PAGE TEXT:
Giles Coren in Toronto
The indomitable Giles Coren is the restaurant critic for the Times of London newspaper, and so enjoys renown among the chattering classes of Great Britain and strikes fear into the hearts of aspiring restauranteurs in that country. Coren is also a broadcaster, and he was in Toronto last week to shoot and promote his upcoming television program Million Dollar Critic. The premise of the show, produced by Temple Street Productions to be broadcast on Corus’ W Network and BBC America starting August 21, is that the famous reviewer will visit restaurants in Toronto, Quebec City, St. John’s Newfoundland, and three other cities in the United States, all the while giving commentary to the camera. The “best” restaurant that he visits is rewarded with a written review in a local newspaper (like the Toronto Star) and other media, the publicity value of which is ostensibly worth “a million dollars”. Coren drily noted to me that being on TV isn’t so bad for the participants either.

While Coren’s restaurant writing has a reputation for rewarding disappointment with cruelty, he’s a remarkably warm, charming and funny man in person. When I met him on a cattle call at a photographer’s studio in the west end of the city, the first thing he said was how odd it was to be on the opposite side of the table for this kind of media interaction.

The interview below has been edited for clarity, and I have obscured the names of the restaurants discussed at the request of Million Dollar Critic’s producers (and also because it’s more fun to guess).

INTERVIEW

Good Food Revolution: What kind of restaurants in Toronto have you been going to?

Giles Coren: We’ve been to a nice spread of restaurants. It’s not how I go about reviewing restaurants, for instance, as a critic for a newspaper in London. I always try and go to the best, new places. I’m always trying not to do a bum review and find the best new food. But here [shooting Million Dollar Critic] were looking for good ones, but I don’t want to go to obviously good ones, or the ones where there’s a well oiled organization. So many restaurants, after they do well, become a chain and that’s not the human interest story for me. This show is not about food, it’s about restaurants and people through restaurants.

I’m not that interested in the cooking. We film in the kitchen and talk to the kitchen staff and chefs, but I don’t talk to them about technique: did you seal it? Did you use the sous-vide? Did you grill it first, or did you just brown it after? Or, where do you get your potatoes from? There’s enough of that on the TV. I want to know who’s in the restaurants: the waiting staff and the people who are eating in there. What [the restaurant] has done for the area, and what it says about the city.

So, we’ve had a broad pick. We went to a Pakistani take-away place. So, that represents one kind of a thing.

GFR: You mean taxi drivers and plastic cafeteria trays with styrofoam plates?

GC: Yes! I think they thought it was funny to get an upscale restaurant critic, in his hand made suits coming in, you know? But I love that kind of thing, too.

And then from there we went to [a well established expensive Italian restaurant] with its 100 page wine list, and everyone’s called Tony. It’s “Tony, Tony, Tony” and they’re all there and it’s all a bit of a throwback to the 1980s. But they cook perfectly nice food.

So, we go upscale, we go take-away, and we go hipster, obviously, because Canada seems to be a place where for some reason everyone’s a hipster. Is it because it’s a place that was naturally geared up with check shirts and beards? Canada was a place that was just so ready for hipsters. There just everywhere; and lovely and great.

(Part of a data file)

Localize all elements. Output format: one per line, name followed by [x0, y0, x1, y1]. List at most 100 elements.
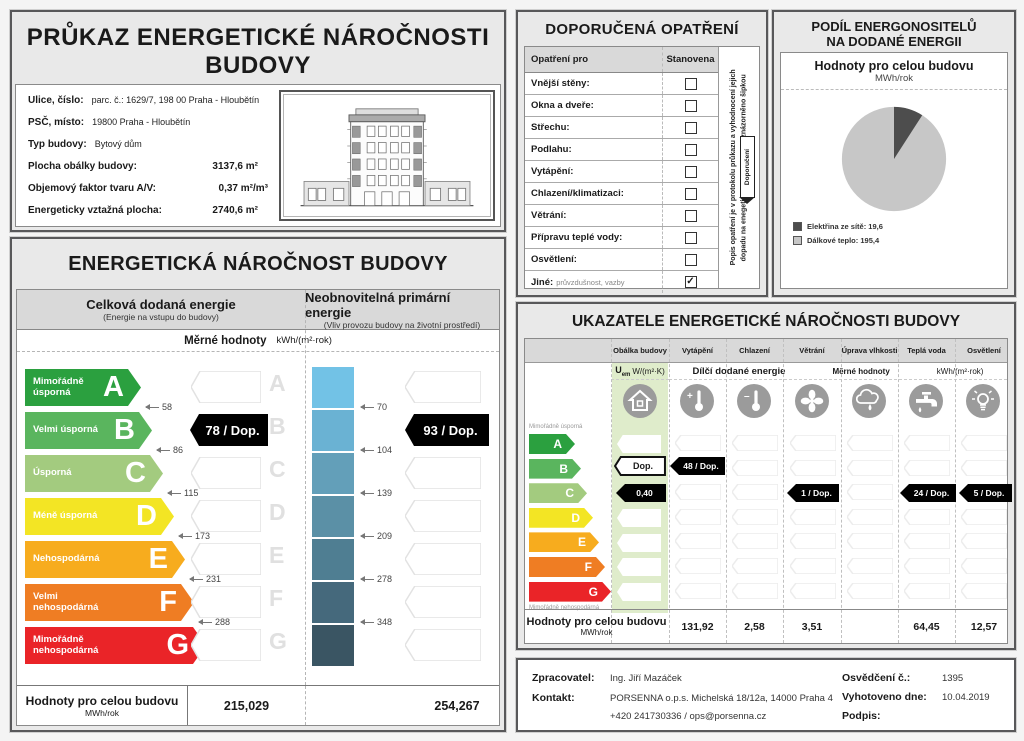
col-header-lighting: Osvětlení [967, 345, 1001, 355]
mini-class-e: E [529, 532, 599, 552]
envelope-arrow [617, 533, 661, 552]
ghost-arrow [405, 371, 481, 403]
energy-row-c: Úsporná C C [17, 452, 499, 495]
ghost-arrow [675, 435, 721, 451]
energy-row-b: Velmi úsporná B 78 / Dop. B 93 / Dop. [17, 409, 499, 452]
envelope-arrow [617, 558, 661, 577]
ghost-arrow [961, 533, 1007, 550]
ventilation-fan-icon [795, 384, 829, 418]
energy-performance-panel: ENERGETICKÁ NÁROČNOST BUDOVY Celková dod… [10, 237, 506, 732]
threshold-right-de: 209 [360, 531, 392, 541]
ghost-arrow [904, 435, 950, 451]
ghost-arrow [847, 508, 893, 525]
primary-energy-step-c [312, 453, 354, 494]
pie-unit: MWh/rok [875, 73, 913, 84]
primary-energy-value-marker: 93 / Dop. [405, 414, 489, 446]
envelope-arrow [617, 582, 661, 601]
measure-row-roof: Střechu: [525, 117, 718, 139]
measure-row-hot-water: Přípravu teplé vody: [525, 227, 718, 249]
checkbox-walls[interactable] [684, 77, 697, 90]
measure-row-walls: Vnější stěny: [525, 73, 718, 95]
checkbox-ventilation[interactable] [684, 209, 697, 222]
processor-label: Zpracovatel: [532, 672, 595, 684]
whole-building-label: Hodnoty pro celou budovu MWh/rok [17, 686, 188, 725]
threshold-left-cd: 115 [167, 488, 198, 498]
signature-label: Podpis: [842, 710, 881, 722]
ghost-arrow [675, 484, 721, 501]
ghost-arrow [191, 586, 261, 618]
ghost-arrow [904, 459, 950, 476]
checkbox-floor[interactable] [684, 143, 697, 156]
checkbox-hot-water[interactable] [684, 231, 697, 244]
pie-legend: Elektřina ze sítě: 19,6 Dálkové teplo: 1… [793, 222, 883, 250]
class-arrow-a: Mimořádně úsporná A [25, 369, 141, 406]
threshold-right-bc: 104 [360, 445, 392, 455]
measure-row-floor: Podlahu: [525, 139, 718, 161]
ghost-arrow [961, 508, 1007, 525]
ghost-letter: D [269, 499, 286, 525]
energy-row-d: Méně úsporná D D [17, 495, 499, 538]
col-measure-for: Opatření pro [525, 47, 663, 72]
ghost-arrow [675, 558, 721, 574]
ghost-arrow [847, 435, 893, 451]
ghost-arrow [191, 500, 261, 532]
delivered-energy-value-marker: 78 / Dop. [190, 414, 268, 446]
total-hot-water: 64,45 [913, 620, 940, 633]
total-lighting: 12,57 [970, 620, 998, 633]
checkbox-roof[interactable] [684, 121, 697, 134]
info-row-reference-area: Energeticky vztažná plocha: 2740,6 m² [28, 205, 258, 216]
indicators-totals-row: Hodnoty pro celou budovu MWh/rok 131,92 … [525, 609, 1007, 643]
threshold-left-ab: 58 [145, 402, 172, 412]
envelope-arrow [617, 435, 661, 453]
ghost-arrow [191, 457, 261, 489]
ghost-arrow [961, 459, 1007, 476]
checkbox-other-checked[interactable]: ✓ [684, 276, 697, 288]
measure-row-other: Jiné: průvzdušnost, vazby ✓ [525, 271, 718, 293]
side-note-line1: Popis opatření je v protokolu průkazu a … [729, 69, 737, 266]
certificate-number-value: 1395 [942, 673, 964, 684]
total-primary-energy: 254,267 [434, 698, 480, 713]
measures-side-note: Popis opatření je v protokolu průkazu a … [719, 47, 759, 288]
checkbox-heating[interactable] [684, 165, 697, 178]
lighting-bulb-icon [966, 384, 1000, 418]
ghost-arrow [790, 533, 836, 550]
ghost-arrow [732, 435, 778, 451]
ghost-letter: A [269, 370, 286, 396]
energy-class-scale: Mimořádně úsporná A A Velmi úsporná B 78 /… [17, 366, 499, 667]
primary-energy-step-g [312, 625, 354, 666]
ghost-arrow [732, 484, 778, 501]
building-sketch-svg [300, 108, 474, 207]
ghost-arrow [732, 508, 778, 525]
indicators-panel: UKAZATELE ENERGETICKÉ NÁROČNOSTI BUDOVY … [516, 302, 1016, 650]
ghost-arrow [847, 582, 893, 599]
ghost-arrow [961, 435, 1007, 451]
checkbox-lighting[interactable] [684, 253, 697, 266]
legend-swatch-district-heat [793, 236, 802, 245]
contact-line2: +420 241730336 / ops@porsenna.cz [610, 711, 767, 722]
info-row-type: Typ budovy: Bytový dům [28, 139, 142, 150]
threshold-right-ef: 278 [360, 574, 392, 584]
energy-row-a: Mimořádně úsporná A A [17, 366, 499, 409]
ghost-letter: E [269, 542, 285, 568]
ghost-arrow [790, 508, 836, 525]
legend-item-district-heat: Dálkové teplo: 195,4 [793, 236, 883, 245]
ventilation-value-marker: 1 / Dop. [787, 484, 839, 502]
checkbox-cooling[interactable] [684, 187, 697, 200]
total-heating: 131,92 [681, 620, 714, 633]
class-arrow-g: Mimořádně nehospodárná G [25, 627, 206, 664]
mini-class-g: G [529, 582, 611, 602]
legend-swatch-electricity [793, 222, 802, 231]
heating-value-marker: 48 / Dop. [670, 457, 725, 475]
divider [781, 89, 1007, 90]
building-info-rows: Ulice, číslo: parc. č.: 1629/7, 198 00 Pr… [28, 95, 286, 227]
total-ventilation: 3,51 [801, 620, 823, 633]
ghost-arrow [904, 558, 950, 574]
checkbox-windows[interactable] [684, 99, 697, 112]
info-row-street: Ulice, číslo: parc. č.: 1629/7, 198 00 Pr… [28, 95, 260, 106]
scale-top-label: Mimořádně úsporná [529, 424, 583, 430]
ghost-arrow [904, 533, 950, 550]
ghost-arrow [847, 484, 893, 501]
ghost-arrow [191, 371, 261, 403]
ghost-arrow [790, 435, 836, 451]
primary-energy-step-f [312, 582, 354, 623]
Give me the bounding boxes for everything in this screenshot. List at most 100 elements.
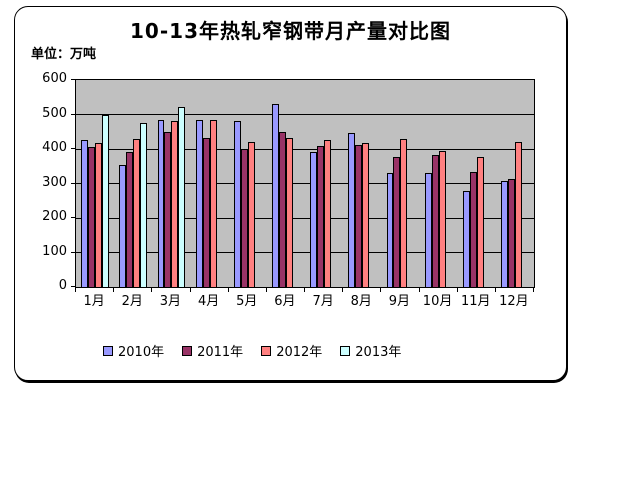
bar-2011年-6月 <box>278 132 286 287</box>
bar-2013年-1月 <box>102 114 109 287</box>
gridline-400 <box>76 148 534 150</box>
legend-entry-2013年: 2013年 <box>340 341 401 360</box>
bar-2012年-8月 <box>362 143 370 287</box>
x-axis-tick <box>113 288 115 292</box>
bar-2012年-5月 <box>247 141 255 287</box>
bar-2011年-10月 <box>431 155 439 287</box>
y-axis-tick <box>71 79 75 80</box>
bar-2010年-11月 <box>462 191 470 287</box>
bar-2010年-2月 <box>119 164 127 287</box>
x-axis-label-2月: 2月 <box>121 294 143 309</box>
gridline-100 <box>76 252 534 253</box>
y-axis-tick <box>71 286 75 287</box>
x-axis-label-1月: 1月 <box>83 294 105 309</box>
x-axis-tick <box>342 288 344 292</box>
y-axis-tick <box>71 113 75 115</box>
legend-swatch-icon <box>340 345 351 356</box>
x-axis-tick <box>227 288 229 292</box>
x-axis-label-3月: 3月 <box>159 294 182 309</box>
x-axis-tick <box>494 288 496 292</box>
bar-2012年-2月 <box>133 138 141 287</box>
gridline-200 <box>76 217 534 219</box>
legend-swatch-icon <box>182 345 193 356</box>
x-axis-tick <box>380 288 382 292</box>
gridline-500 <box>76 114 534 115</box>
legend-label: 2013年 <box>355 345 402 360</box>
bar-2011年-11月 <box>469 172 477 287</box>
y-axis-tick-label: 100 <box>42 243 67 259</box>
legend-label: 2011年 <box>197 345 244 360</box>
bar-2011年-4月 <box>202 137 210 287</box>
bar-2011年-1月 <box>88 147 96 287</box>
bar-2013年-3月 <box>178 107 186 287</box>
bar-2010年-8月 <box>348 133 356 287</box>
x-axis-label-5月: 5月 <box>236 294 258 309</box>
x-axis-tick <box>75 288 76 292</box>
chart-card: 10-13年热轧窄钢带月产量对比图 单位：万吨 0 100 200 300 400 500… <box>14 6 567 381</box>
axis-unit-label: 单位：万吨 <box>31 47 97 62</box>
x-axis-tick <box>189 288 191 292</box>
bar-2010年-9月 <box>386 173 394 287</box>
bar-2012年-6月 <box>285 137 293 287</box>
bar-2010年-3月 <box>157 119 165 287</box>
bar-2010年-4月 <box>195 119 203 287</box>
x-axis-tick <box>265 288 267 292</box>
bar-2012年-7月 <box>324 140 332 287</box>
y-axis-tick-label: 400 <box>42 140 67 155</box>
x-axis-label-12月: 12月 <box>499 294 529 309</box>
plot-area <box>75 79 535 288</box>
legend-entry-2011年: 2011年 <box>182 341 243 360</box>
bar-2011年-8月 <box>355 144 363 287</box>
bar-2011年-12月 <box>507 179 515 287</box>
y-axis-tick <box>71 182 75 184</box>
bar-2011年-2月 <box>126 151 134 287</box>
y-axis-tick-label: 600 <box>42 71 67 86</box>
bar-2011年-5月 <box>240 149 248 287</box>
bar-2010年-12月 <box>501 180 508 287</box>
y-axis-tick <box>71 217 75 218</box>
legend-swatch-icon <box>103 345 113 356</box>
bar-2012年-10月 <box>438 151 446 287</box>
x-axis-tick <box>533 288 534 292</box>
legend: 2010年 2011年 2012年 2013年 <box>103 341 419 360</box>
legend-label: 2012年 <box>276 345 323 360</box>
x-axis-label-11月: 11月 <box>460 294 491 309</box>
bar-2012年-11月 <box>476 156 484 287</box>
x-axis-tick <box>418 288 420 292</box>
bar-2010年-7月 <box>310 152 318 287</box>
y-axis-tick-label: 300 <box>42 174 67 190</box>
bar-2011年-9月 <box>393 156 401 287</box>
bar-2012年-1月 <box>95 143 103 287</box>
x-axis-label-4月: 4月 <box>197 294 220 309</box>
bar-2011年-3月 <box>164 131 172 287</box>
y-axis-tick-label: 200 <box>42 209 67 224</box>
bar-2012年-4月 <box>209 120 217 287</box>
x-axis-label-10月: 10月 <box>422 294 453 309</box>
legend-entry-2010年: 2010年 <box>103 341 164 360</box>
y-axis-tick <box>71 251 75 253</box>
x-axis-tick <box>304 288 305 292</box>
legend-entry-2012年: 2012年 <box>261 341 322 360</box>
bar-2012年-3月 <box>171 121 179 287</box>
gridline-300 <box>76 183 534 184</box>
chart-title: 10-13年热轧窄钢带月产量对比图 <box>130 19 451 43</box>
legend-label: 2010年 <box>118 345 165 360</box>
bar-2012年-9月 <box>400 139 408 287</box>
y-axis-tick-label: 500 <box>42 105 67 121</box>
y-axis-tick <box>71 148 75 149</box>
bar-2011年-7月 <box>317 145 325 287</box>
bar-2010年-10月 <box>424 173 432 287</box>
x-axis-label-7月: 7月 <box>312 294 334 309</box>
bar-2012年-12月 <box>514 142 522 287</box>
bar-2013年-2月 <box>140 122 148 287</box>
x-axis-label-9月: 9月 <box>388 294 411 309</box>
x-axis-label-8月: 8月 <box>350 294 372 309</box>
x-axis-label-6月: 6月 <box>274 294 296 309</box>
bar-2010年-6月 <box>272 104 279 287</box>
x-axis-tick <box>456 288 458 292</box>
legend-swatch-icon <box>261 345 272 356</box>
bar-2010年-1月 <box>81 140 89 287</box>
y-axis-tick-label: 0 <box>58 278 67 293</box>
bar-2010年-5月 <box>233 121 241 287</box>
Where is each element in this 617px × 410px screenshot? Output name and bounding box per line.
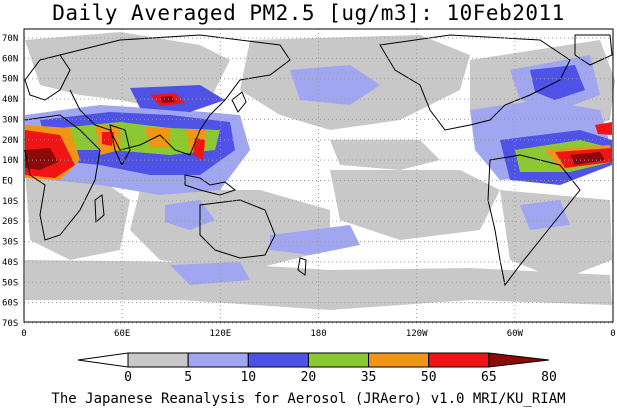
colorbar-lower-arrow: [77, 352, 129, 368]
field-orange: [145, 128, 170, 148]
longitude-tick-label: 60E: [114, 329, 130, 339]
longitude-tick-label: 0: [21, 329, 26, 339]
credit-line: The Japanese Reanalysis for Aerosol (JRA…: [51, 391, 566, 407]
latitude-tick-label: 70S: [2, 319, 18, 329]
coastline-south-america: [487, 154, 581, 287]
colorbar-segment: [187, 352, 249, 368]
colorbar-level-label: 35: [361, 370, 377, 385]
map-frame: [23, 28, 614, 323]
field-gray: [330, 170, 500, 240]
lat-lon-grid: [24, 29, 613, 324]
colorbar-level-label: 65: [481, 370, 497, 385]
map-title: Daily Averaged PM2.5 [ug/m3]: 10Feb2011: [52, 1, 565, 25]
field-lightblue: [165, 200, 215, 230]
coastline-maritime-se-asia: [184, 174, 237, 196]
colorbar-level-label: 0: [124, 370, 132, 385]
longitude-tick-label: 120W: [406, 329, 428, 339]
latitude-tick-label: 20S: [2, 217, 18, 227]
latitude-tick-label: 40N: [2, 95, 18, 105]
coastline-japan: [231, 91, 247, 113]
longitude-labels: 0 60E 120E 180 120W 60W 0: [21, 329, 615, 339]
field-gray: [330, 140, 440, 170]
field-lightblue: [520, 200, 570, 230]
field-lightblue: [170, 262, 250, 285]
colorbar-segment: [307, 352, 370, 368]
coastline-greenland: [574, 34, 613, 66]
colorbar-segment: [428, 352, 490, 368]
coastline-north-america: [379, 34, 571, 131]
field-darkred: [160, 96, 175, 103]
colorbar-level-label: 80: [541, 370, 557, 385]
concentration-fields: [25, 32, 615, 310]
colorbar-level-label: 50: [421, 370, 437, 385]
latitude-tick-label: 40S: [2, 258, 18, 268]
coastline-asia: [59, 34, 291, 156]
latitude-tick-label: EQ: [2, 177, 13, 187]
latitude-tick-label: 50N: [2, 75, 18, 85]
field-lightblue: [270, 225, 360, 255]
coastline-madagascar: [94, 194, 105, 224]
coastline-europe: [24, 54, 71, 101]
field-red: [193, 138, 205, 160]
coastline-australia: [199, 199, 276, 259]
colorbar-segment: [127, 352, 189, 368]
field-red: [595, 122, 612, 135]
field-darkred: [570, 152, 605, 165]
coastline-africa: [24, 114, 101, 241]
field-lightblue: [290, 65, 380, 105]
latitude-tick-label: 30N: [2, 115, 18, 125]
colorbar-level-label: 10: [240, 370, 256, 385]
colorbar-level-label: 20: [301, 370, 317, 385]
colorbar-level-label: 5: [184, 370, 192, 385]
colorbar-segment: [247, 352, 309, 368]
coastline-new-zealand: [297, 257, 307, 276]
latitude-tick-label: 10S: [2, 197, 18, 207]
longitude-tick-label: 0: [610, 329, 615, 339]
latitude-tick-label: 50S: [2, 278, 18, 288]
colorbar-segment: [368, 352, 430, 368]
latitude-tick-label: 60N: [2, 54, 18, 64]
latitude-tick-label: 10N: [2, 156, 18, 166]
longitude-tick-label: 180: [310, 329, 326, 339]
field-darkred: [25, 148, 58, 170]
field-red: [102, 132, 114, 146]
latitude-labels: 70N 60N 50N 40N 30N 20N 10N EQ 10S 20S 30S 40S 50S 60…: [2, 34, 18, 329]
latitude-tick-label: 60S: [2, 299, 18, 309]
longitude-tick-label: 60W: [507, 329, 524, 339]
field-blue: [530, 65, 585, 100]
longitude-tick-label: 120E: [209, 329, 231, 339]
latitude-tick-label: 70N: [2, 34, 18, 44]
colorbar-upper-arrow: [488, 352, 550, 368]
colorbar: 0 5 10 20 35 50 65 80: [77, 352, 557, 385]
latitude-tick-label: 30S: [2, 238, 18, 248]
level-80-plus: [25, 96, 605, 170]
latitude-tick-label: 20N: [2, 136, 18, 146]
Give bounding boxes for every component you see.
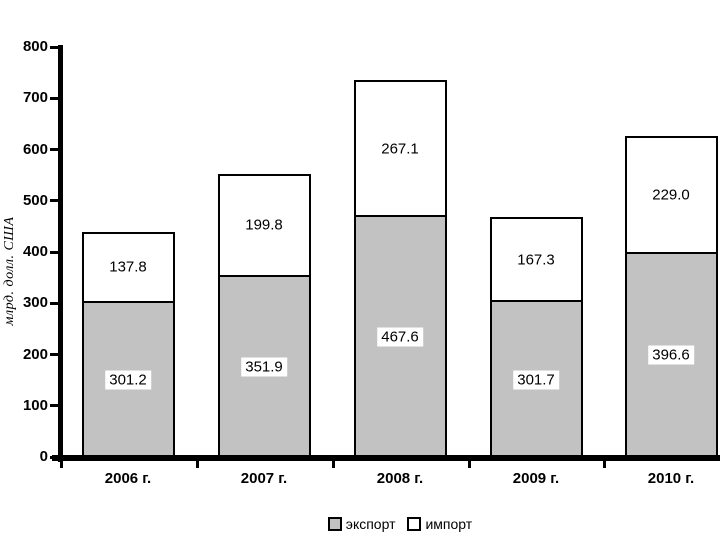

CHALLENGE A: List the cities the Giles Coren interview names as places where the show's restaurant visits take place.
CHALLENGE B: Extend the Giles Coren interview beyond its final sentence.

EXERCISE OUTPUT A: Toronto, Quebec City, St. John's Newfoundland

EXERCISE OUTPUT B:
We went to a [small, recently opened restaurant on a gentrifying stretch of Queen Street] last night. And it was all tattoos and those earrings, but with carefully tailored tweed suits and monocles and handlebar mustaches.

GFR: That sounds like your Edwardian show.

GC: Yes! I know! I think that’s what started hipsterdom, was my Edwardian show.

I mean, I like hipsters. They’re great for older fellows like us because you don’t feel as old. When 23 year old kids are dressed in track suits and trainers, and all buff, you feel like a bit of an git. But, if they’ve all got facial hair and tweed waistcoats and a monocle, then it’s fine. And I think that the hipster girls (which I really don’t understand) like hipster boys so they probably like older men! I have a wife and children, so this is only theoretical, you understand.

GFR: But what about hipsterism as applied to restaurants?

GC: Well, obviously the old model, from when I was a kid, was very servile. The waiters were all very humble and rubbing their hands. It was all for the diner. But there’s a thing now where they cook for themselves. As a critic, my reactionary side says, “Chef get back in the kitchen and cook whatever I God damn want!” But at the same time, I wouldn’t do that if I was a chef. I’d say, “I’ve cooked what I want, eat it, pay and get out of my restaurant!”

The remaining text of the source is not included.